Aux Etats-Unis, pays qui recense de loin le plus grand nombre de cas confirmés (environ 188'000 près de 4000 morts à ce jour), Donald Trump s'en est tenu à des recommandations de distanciation sociale mais de nombreux Etats appliquent des règles strictes.

Les mesures italiennes parmi les plus strictes

La semaine passée, l'Université d'Oxford a partagé avec le public un outil qui évalue le niveau de sévérité des mesures contre le COVID-19 dans une septantaine de pays - mais ne se prononce pas sur leur pertinence ou leur efficacité.

L'institution a établi un indice simple appelé "stringency index" ("index de rigueur") tenant compte de 7 types de mesures: fermetures d'écoles, fermetures de lieux de travail, annulations d'événements publics, arrêt des transports publics, existence de campagnes publiques d'information, restrictions de déplacements à l'intérieur du pays et contrôles des voyages internationaux.

Il regarde également si les mesures existantes sont des obligations ou des recommandations, et si elles sont générales ou ciblées/localisées. En résumé, pour obtenir le score de 100, un pays devrait avoir adopté au moins une mesure imposée à l'intégralité de la population dans chacune des 7 catégories (la méthode de calcul est expliquée ici).

D'après cet indicateur, l'Italie se situe aujourd'hui quasiment tout en haut du classement (95/100); la Suisse et l'Espagne affichent un indice de 90; malgré ses mesures de confinement, la France se situe légèrement en dessous (86) car les transports publics circulent toujours sans restriction.

L'Allemagne, le Royaume-Uni et l'Iran sont à 71, les Etats-Unis à 67 (les mesures qui existent sont localisées) et le Japon à 62 (seules des recommandations ont été émises mais pas d'obligation).

Corée du Sud et Taïwan pas les plus sévères

Souvent cités en exemple dans leur gestion de cette crise sanitaire, la Corée du Sud et Taïwan n'affichent pas des indices de rigueur très élevés, respectivement 74 et 48.
====
→ CONSIGNES:
(A) Répondez à ces questions d'après l'extrait :
(i) Combien de types de mesures l'indice de rigueur prend-il en compte ?
(ii) Quel indice la France affiche-t-elle ?
(iii) Quel indice Taïwan affiche-t-il ?
(B) Reprenez le passage de l'extrait qui s'ouvre sur les mots « Il regarde également » et se clôt sur « mais pas d'obligation). », en remplaçant « recommandations » par « conseils ».
Les lignes ci-dessous ne servent pas pour cet exercice.
====
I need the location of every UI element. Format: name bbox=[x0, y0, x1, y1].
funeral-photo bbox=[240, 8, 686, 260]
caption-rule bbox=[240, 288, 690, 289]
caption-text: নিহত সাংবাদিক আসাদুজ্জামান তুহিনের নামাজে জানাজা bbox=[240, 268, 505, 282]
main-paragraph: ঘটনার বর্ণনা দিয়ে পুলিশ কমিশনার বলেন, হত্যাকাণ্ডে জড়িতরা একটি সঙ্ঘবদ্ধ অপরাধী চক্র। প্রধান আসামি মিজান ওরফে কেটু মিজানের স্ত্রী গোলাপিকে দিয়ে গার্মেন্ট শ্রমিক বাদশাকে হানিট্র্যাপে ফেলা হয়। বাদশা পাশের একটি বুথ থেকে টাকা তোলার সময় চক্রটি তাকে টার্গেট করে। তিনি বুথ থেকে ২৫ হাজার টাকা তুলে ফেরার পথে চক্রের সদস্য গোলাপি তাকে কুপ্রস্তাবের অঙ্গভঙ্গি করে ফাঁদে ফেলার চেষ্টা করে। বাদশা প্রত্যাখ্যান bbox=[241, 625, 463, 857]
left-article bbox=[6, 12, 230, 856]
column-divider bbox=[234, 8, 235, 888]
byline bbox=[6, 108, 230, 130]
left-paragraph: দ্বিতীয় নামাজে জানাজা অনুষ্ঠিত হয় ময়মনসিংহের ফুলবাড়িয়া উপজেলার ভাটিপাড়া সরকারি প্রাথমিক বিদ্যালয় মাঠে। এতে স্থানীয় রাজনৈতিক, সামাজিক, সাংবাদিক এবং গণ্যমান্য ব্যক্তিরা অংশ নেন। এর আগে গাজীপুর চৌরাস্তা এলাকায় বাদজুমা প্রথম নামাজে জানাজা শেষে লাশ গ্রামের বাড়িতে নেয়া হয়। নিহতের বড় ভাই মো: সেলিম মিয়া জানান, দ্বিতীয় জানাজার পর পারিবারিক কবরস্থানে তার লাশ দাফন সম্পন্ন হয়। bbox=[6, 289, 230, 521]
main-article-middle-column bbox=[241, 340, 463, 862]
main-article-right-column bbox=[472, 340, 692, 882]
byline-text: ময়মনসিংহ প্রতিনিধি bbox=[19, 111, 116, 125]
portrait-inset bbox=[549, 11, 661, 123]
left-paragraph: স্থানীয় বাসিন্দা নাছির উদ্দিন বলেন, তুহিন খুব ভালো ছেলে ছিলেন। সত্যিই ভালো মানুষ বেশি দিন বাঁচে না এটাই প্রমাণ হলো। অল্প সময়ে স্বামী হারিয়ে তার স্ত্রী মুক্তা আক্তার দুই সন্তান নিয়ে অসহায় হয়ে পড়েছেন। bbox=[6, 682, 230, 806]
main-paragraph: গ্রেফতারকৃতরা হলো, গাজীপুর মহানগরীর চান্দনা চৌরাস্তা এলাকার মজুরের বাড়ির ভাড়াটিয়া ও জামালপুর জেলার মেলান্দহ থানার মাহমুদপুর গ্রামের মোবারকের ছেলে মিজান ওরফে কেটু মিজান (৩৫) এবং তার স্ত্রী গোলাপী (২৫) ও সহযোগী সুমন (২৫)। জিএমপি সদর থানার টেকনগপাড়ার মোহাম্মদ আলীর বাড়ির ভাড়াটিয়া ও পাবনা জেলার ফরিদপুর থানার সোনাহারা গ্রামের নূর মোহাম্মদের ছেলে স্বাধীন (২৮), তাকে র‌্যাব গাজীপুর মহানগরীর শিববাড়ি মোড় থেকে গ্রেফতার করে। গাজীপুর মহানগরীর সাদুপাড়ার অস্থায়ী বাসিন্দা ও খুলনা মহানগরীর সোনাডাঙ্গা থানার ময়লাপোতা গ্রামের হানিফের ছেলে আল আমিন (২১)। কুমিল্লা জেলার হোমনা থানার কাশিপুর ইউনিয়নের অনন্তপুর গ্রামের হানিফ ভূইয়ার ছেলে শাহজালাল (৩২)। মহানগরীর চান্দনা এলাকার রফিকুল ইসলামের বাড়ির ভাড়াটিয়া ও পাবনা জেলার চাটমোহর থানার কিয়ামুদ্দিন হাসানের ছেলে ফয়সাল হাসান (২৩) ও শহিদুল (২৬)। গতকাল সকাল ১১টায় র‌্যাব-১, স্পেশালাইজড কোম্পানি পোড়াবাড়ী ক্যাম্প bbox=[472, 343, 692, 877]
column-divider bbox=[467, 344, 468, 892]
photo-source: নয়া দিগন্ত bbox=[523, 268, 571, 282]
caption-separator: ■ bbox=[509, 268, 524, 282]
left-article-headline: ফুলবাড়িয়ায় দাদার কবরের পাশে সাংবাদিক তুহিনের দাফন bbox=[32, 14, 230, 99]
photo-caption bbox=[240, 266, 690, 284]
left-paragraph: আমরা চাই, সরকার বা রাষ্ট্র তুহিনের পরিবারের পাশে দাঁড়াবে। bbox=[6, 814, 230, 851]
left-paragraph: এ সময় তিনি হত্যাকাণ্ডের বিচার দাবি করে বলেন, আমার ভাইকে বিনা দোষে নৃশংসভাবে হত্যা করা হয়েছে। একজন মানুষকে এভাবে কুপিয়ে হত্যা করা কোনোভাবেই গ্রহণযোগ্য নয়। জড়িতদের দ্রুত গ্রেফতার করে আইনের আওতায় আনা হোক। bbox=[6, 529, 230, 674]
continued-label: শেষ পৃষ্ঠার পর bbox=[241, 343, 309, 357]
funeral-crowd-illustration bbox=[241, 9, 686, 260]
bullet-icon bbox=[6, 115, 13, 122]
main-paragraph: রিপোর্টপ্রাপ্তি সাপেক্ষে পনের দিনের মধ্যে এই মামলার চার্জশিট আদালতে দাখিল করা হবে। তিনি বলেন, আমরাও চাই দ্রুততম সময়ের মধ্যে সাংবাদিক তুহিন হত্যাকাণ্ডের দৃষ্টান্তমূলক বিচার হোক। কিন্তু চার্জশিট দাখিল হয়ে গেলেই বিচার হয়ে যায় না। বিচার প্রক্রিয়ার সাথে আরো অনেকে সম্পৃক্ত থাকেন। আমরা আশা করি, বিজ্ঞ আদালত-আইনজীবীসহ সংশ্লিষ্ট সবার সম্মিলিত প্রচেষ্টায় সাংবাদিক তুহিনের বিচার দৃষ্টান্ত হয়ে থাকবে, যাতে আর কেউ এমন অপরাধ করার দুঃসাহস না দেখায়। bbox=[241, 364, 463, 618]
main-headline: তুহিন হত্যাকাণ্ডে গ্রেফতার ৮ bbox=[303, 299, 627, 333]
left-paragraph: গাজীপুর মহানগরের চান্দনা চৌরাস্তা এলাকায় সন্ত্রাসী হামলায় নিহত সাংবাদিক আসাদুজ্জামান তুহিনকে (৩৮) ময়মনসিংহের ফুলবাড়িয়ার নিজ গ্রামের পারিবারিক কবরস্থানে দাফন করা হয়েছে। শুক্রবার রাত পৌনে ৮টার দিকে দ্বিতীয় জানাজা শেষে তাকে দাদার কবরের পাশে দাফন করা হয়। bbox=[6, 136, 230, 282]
====
→ CORRIGÉ:
(A)
(i) Sept.
(ii) 86.
(iii) 48.

(B)
Il regarde également si les mesures existantes sont des obligations ou des conseils, et si elles sont générales ou ciblées/localisées. En résumé, pour obtenir le score de 100, un pays devrait avoir adopté au moins une mesure imposée à l'intégralité de la population dans chacune des 7 catégories (la méthode de calcul est expliquée ici).

D'après cet indicateur, l'Italie se situe aujourd'hui quasiment tout en haut du classement (95/100); la Suisse et l'Espagne affichent un indice de 90; malgré ses mesures de confinement, la France se situe légèrement en dessous (86) car les transports publics circulent toujours sans restriction.

L'Allemagne, le Royaume-Uni et l'Iran sont à 71, les Etats-Unis à 67 (les mesures qui existent sont localisées) et le Japon à 62 (seules des conseils ont été émises mais pas d'obligation).